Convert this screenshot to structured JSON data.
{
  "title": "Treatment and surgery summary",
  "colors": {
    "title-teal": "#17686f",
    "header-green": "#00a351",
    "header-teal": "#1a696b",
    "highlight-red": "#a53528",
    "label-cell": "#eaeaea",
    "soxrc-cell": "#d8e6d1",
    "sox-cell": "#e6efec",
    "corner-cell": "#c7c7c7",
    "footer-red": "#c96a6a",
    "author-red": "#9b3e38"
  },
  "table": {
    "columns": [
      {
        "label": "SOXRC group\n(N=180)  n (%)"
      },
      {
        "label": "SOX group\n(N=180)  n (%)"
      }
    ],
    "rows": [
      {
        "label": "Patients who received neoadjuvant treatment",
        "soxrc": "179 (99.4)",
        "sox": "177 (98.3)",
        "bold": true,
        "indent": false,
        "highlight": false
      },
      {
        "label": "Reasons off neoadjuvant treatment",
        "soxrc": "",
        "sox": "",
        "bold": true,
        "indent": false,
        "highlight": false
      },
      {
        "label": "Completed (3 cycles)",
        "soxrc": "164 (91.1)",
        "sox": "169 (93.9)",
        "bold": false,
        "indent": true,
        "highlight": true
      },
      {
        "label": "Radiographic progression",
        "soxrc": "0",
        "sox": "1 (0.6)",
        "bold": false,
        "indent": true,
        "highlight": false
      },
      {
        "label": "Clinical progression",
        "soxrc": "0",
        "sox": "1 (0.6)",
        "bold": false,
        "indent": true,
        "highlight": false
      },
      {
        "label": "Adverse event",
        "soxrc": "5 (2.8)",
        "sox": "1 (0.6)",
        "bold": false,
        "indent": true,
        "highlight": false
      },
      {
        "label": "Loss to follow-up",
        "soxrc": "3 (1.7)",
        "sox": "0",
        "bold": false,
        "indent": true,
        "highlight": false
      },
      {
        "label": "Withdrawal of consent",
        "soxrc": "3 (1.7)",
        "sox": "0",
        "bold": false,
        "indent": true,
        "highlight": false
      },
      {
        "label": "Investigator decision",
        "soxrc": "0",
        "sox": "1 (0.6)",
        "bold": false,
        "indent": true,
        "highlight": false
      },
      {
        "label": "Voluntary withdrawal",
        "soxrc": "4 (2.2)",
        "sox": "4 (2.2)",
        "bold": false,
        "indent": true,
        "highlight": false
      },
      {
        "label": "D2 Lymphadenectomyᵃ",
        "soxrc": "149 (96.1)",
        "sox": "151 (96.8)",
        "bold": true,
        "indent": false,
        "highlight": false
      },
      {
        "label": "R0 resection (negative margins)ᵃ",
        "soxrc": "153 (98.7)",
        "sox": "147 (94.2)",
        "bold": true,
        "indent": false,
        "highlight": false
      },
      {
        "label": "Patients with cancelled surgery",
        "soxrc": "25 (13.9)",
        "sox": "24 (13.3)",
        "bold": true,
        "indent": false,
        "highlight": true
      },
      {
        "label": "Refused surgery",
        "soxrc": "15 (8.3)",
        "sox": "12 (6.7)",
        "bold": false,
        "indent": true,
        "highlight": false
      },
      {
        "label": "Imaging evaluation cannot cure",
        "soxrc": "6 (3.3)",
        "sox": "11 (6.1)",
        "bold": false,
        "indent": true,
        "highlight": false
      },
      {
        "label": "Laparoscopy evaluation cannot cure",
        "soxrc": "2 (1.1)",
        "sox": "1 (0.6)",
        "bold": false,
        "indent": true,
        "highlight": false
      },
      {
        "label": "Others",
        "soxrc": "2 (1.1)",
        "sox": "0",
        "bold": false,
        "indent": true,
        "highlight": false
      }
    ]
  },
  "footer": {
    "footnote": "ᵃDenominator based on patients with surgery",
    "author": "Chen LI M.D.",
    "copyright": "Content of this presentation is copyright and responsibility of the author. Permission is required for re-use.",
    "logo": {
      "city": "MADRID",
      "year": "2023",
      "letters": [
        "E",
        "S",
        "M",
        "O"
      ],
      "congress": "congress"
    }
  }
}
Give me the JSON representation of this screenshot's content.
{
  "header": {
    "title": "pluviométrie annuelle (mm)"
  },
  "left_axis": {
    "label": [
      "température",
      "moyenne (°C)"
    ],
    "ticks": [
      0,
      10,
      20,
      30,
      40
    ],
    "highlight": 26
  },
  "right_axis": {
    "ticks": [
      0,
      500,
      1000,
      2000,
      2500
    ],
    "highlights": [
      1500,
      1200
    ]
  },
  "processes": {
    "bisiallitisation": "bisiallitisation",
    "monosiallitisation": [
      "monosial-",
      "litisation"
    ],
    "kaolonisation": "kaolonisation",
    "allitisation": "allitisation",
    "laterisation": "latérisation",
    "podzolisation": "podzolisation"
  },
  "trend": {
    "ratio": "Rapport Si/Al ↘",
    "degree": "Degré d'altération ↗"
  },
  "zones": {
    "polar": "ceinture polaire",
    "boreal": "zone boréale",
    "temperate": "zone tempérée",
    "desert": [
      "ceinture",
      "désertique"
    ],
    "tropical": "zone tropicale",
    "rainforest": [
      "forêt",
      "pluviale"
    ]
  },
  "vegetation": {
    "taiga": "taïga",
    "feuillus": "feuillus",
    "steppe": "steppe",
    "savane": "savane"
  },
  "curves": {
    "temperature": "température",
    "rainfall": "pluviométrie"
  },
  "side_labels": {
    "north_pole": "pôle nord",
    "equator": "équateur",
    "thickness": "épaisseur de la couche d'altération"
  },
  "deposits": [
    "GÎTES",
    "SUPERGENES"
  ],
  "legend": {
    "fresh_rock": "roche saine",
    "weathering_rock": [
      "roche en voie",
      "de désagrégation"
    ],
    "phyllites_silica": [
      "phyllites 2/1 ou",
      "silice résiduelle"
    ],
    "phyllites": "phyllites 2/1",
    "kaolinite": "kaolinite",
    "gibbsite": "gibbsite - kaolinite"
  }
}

==

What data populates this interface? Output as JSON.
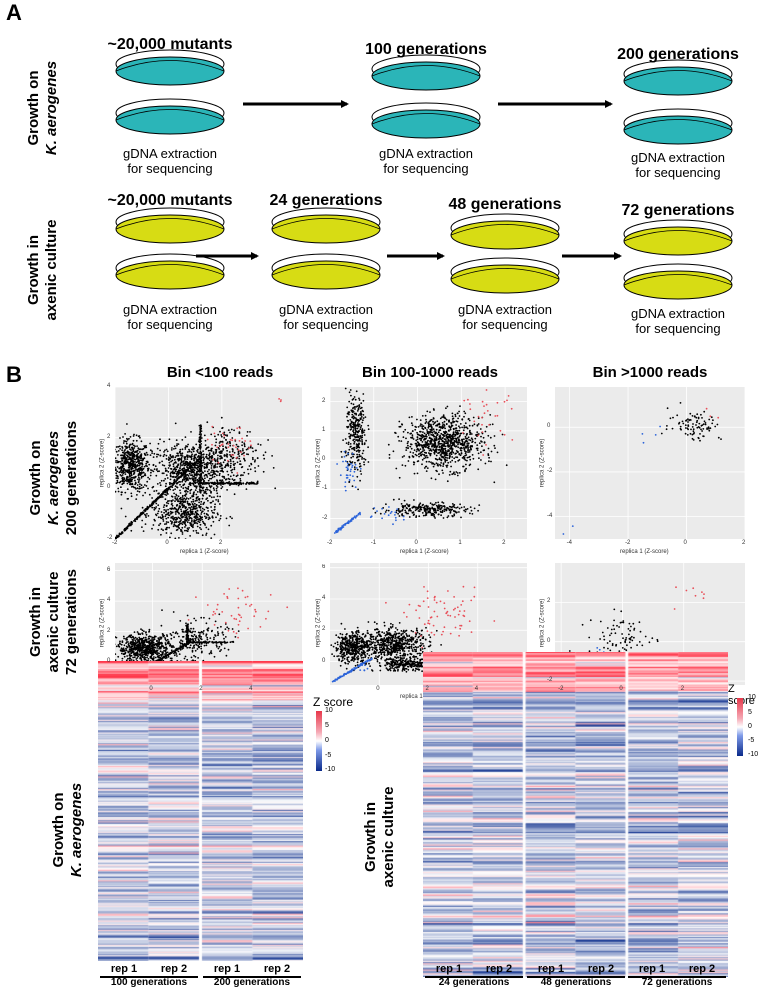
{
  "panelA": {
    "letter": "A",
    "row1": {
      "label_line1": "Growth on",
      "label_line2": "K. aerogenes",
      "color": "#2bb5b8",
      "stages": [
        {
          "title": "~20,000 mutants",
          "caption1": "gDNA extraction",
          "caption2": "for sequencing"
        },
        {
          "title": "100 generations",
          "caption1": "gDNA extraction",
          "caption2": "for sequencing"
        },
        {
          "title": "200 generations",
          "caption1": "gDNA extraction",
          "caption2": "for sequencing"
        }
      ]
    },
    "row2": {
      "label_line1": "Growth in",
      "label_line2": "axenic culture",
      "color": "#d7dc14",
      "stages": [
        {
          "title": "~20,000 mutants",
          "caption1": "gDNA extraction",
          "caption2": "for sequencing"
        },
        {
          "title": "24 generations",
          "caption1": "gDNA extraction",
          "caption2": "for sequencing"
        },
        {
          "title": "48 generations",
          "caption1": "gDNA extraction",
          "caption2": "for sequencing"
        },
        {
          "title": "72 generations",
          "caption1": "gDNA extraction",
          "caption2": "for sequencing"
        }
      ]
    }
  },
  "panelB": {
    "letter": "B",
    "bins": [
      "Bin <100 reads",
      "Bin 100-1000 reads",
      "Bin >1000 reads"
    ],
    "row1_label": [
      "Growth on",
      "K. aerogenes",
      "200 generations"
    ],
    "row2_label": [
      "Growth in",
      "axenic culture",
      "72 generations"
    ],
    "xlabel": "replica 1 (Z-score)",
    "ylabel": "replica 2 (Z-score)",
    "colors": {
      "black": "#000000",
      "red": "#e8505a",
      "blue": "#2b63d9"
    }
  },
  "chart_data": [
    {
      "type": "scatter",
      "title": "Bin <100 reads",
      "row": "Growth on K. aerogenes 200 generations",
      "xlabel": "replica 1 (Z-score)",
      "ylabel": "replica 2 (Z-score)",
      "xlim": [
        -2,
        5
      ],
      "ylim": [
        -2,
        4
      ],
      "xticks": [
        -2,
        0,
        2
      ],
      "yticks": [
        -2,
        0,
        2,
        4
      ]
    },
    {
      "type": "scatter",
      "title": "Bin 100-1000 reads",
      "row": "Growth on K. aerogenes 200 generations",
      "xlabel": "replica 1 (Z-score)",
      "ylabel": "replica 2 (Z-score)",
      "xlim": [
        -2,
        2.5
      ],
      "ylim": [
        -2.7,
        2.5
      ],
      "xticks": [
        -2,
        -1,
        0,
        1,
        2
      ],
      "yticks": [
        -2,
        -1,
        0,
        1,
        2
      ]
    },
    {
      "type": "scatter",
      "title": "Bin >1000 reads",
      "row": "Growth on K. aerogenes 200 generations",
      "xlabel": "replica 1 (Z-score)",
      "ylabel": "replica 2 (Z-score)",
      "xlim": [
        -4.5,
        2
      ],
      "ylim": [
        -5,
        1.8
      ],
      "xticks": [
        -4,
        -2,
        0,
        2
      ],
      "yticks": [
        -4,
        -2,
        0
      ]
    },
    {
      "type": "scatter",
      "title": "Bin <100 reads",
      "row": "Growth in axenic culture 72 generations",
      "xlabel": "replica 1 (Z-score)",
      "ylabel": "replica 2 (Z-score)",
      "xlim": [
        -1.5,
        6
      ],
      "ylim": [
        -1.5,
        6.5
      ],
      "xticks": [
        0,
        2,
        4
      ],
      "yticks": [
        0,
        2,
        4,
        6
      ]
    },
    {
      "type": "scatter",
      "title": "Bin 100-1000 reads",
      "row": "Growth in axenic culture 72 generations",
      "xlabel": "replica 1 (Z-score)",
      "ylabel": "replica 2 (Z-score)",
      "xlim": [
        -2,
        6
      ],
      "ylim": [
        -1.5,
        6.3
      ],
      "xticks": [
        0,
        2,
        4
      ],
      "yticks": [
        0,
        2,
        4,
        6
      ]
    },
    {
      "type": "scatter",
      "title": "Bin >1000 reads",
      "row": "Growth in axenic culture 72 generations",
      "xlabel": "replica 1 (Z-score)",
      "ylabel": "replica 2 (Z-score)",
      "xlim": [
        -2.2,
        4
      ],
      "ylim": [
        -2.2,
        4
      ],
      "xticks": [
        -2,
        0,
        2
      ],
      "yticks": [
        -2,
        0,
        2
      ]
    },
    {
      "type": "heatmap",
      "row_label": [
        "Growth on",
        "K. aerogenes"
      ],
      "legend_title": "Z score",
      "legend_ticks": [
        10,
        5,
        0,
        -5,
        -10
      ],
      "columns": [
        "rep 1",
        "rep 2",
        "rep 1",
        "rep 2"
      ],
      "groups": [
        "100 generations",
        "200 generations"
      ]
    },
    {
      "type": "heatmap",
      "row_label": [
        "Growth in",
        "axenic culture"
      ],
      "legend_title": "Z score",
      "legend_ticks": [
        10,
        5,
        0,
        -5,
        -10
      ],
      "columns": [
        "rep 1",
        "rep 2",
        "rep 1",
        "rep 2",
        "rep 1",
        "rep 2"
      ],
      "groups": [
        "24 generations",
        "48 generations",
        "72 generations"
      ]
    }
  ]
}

▸ **Work required**
Match on "pluviométrie" and report each line of the data above that has it.

▸ **Result for this exercise**
    "title": "pluviométrie annuelle (mm)"
    "rainfall": "pluviométrie"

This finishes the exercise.